# START OF Record extracts

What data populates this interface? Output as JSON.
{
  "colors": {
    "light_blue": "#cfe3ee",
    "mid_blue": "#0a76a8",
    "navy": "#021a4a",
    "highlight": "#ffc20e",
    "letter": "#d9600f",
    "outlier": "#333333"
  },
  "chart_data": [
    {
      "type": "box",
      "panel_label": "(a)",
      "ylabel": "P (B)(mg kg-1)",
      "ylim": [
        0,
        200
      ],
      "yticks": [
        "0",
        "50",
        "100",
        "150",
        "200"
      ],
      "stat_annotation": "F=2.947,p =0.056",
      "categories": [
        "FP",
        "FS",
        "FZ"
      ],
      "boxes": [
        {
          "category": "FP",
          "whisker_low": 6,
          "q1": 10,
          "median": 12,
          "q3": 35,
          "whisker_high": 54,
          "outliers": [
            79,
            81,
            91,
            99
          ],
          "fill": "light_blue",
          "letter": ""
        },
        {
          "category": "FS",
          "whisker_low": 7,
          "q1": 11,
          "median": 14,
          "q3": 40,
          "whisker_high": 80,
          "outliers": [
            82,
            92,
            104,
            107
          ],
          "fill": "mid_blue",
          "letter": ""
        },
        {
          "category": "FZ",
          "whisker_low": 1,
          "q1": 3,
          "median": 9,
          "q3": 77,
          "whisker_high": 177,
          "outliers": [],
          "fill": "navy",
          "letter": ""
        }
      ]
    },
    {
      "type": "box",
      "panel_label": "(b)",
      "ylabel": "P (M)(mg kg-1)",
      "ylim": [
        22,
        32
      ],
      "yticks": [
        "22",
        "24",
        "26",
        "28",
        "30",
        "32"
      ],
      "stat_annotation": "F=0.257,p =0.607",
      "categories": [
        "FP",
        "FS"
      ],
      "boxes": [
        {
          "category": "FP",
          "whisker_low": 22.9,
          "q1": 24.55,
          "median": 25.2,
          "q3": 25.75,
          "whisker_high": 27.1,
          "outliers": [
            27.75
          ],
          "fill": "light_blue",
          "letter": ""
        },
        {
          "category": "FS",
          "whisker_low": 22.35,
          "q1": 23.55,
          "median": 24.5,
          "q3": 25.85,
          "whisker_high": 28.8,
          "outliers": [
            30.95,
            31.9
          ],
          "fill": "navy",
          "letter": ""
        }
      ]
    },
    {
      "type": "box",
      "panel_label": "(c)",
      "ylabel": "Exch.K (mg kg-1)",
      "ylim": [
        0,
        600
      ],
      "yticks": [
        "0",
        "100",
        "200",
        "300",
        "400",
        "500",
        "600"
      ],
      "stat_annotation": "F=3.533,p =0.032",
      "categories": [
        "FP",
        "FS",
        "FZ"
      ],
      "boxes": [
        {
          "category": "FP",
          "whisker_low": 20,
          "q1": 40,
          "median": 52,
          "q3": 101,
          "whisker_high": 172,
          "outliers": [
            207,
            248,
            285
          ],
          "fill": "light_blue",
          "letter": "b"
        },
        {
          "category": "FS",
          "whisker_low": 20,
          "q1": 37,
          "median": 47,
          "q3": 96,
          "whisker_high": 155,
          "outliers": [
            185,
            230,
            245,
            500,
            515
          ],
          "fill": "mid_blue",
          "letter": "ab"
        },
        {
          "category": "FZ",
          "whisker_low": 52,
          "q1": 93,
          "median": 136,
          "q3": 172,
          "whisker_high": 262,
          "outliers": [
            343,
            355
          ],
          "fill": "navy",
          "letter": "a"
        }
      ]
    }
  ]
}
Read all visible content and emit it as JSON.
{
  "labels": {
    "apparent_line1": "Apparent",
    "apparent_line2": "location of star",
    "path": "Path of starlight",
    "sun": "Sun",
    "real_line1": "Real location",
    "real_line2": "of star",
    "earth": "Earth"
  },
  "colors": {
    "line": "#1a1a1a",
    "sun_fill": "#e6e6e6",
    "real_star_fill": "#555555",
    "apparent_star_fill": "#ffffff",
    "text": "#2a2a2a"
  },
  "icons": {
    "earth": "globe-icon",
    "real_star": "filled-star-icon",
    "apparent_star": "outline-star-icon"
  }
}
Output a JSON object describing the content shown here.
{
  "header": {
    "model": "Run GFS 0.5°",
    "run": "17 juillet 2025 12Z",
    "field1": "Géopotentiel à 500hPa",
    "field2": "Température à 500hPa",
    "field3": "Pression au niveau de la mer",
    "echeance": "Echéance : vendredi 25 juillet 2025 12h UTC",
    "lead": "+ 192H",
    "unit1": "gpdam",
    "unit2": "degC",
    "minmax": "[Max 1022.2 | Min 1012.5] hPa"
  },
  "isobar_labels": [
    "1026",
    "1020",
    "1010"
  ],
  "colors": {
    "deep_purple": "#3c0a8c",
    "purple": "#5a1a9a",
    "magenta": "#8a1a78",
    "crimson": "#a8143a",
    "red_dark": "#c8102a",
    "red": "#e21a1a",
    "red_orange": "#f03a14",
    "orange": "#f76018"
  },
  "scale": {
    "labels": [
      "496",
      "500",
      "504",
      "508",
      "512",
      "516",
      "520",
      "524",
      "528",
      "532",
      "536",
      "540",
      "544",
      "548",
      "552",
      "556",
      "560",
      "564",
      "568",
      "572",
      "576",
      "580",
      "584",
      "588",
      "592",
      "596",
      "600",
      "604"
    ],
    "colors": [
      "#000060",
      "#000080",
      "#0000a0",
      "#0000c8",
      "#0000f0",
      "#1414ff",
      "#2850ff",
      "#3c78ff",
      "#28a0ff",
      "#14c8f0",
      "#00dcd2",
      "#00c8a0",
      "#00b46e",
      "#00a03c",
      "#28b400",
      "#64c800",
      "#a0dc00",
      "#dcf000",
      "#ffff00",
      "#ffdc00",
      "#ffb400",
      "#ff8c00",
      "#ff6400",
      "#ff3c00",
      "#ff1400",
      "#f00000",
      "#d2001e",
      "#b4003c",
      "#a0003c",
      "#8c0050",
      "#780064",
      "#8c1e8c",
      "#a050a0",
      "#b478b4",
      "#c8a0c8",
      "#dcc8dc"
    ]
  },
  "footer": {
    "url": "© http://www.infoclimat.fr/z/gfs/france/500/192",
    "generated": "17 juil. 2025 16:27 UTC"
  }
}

# END OF Record extracts

• _Written problem_:
Pull out all lines from the entries above in which the word "location" appears.

• _Full response_:
    "apparent_line2": "location of star",
    "real_line1": "Real location",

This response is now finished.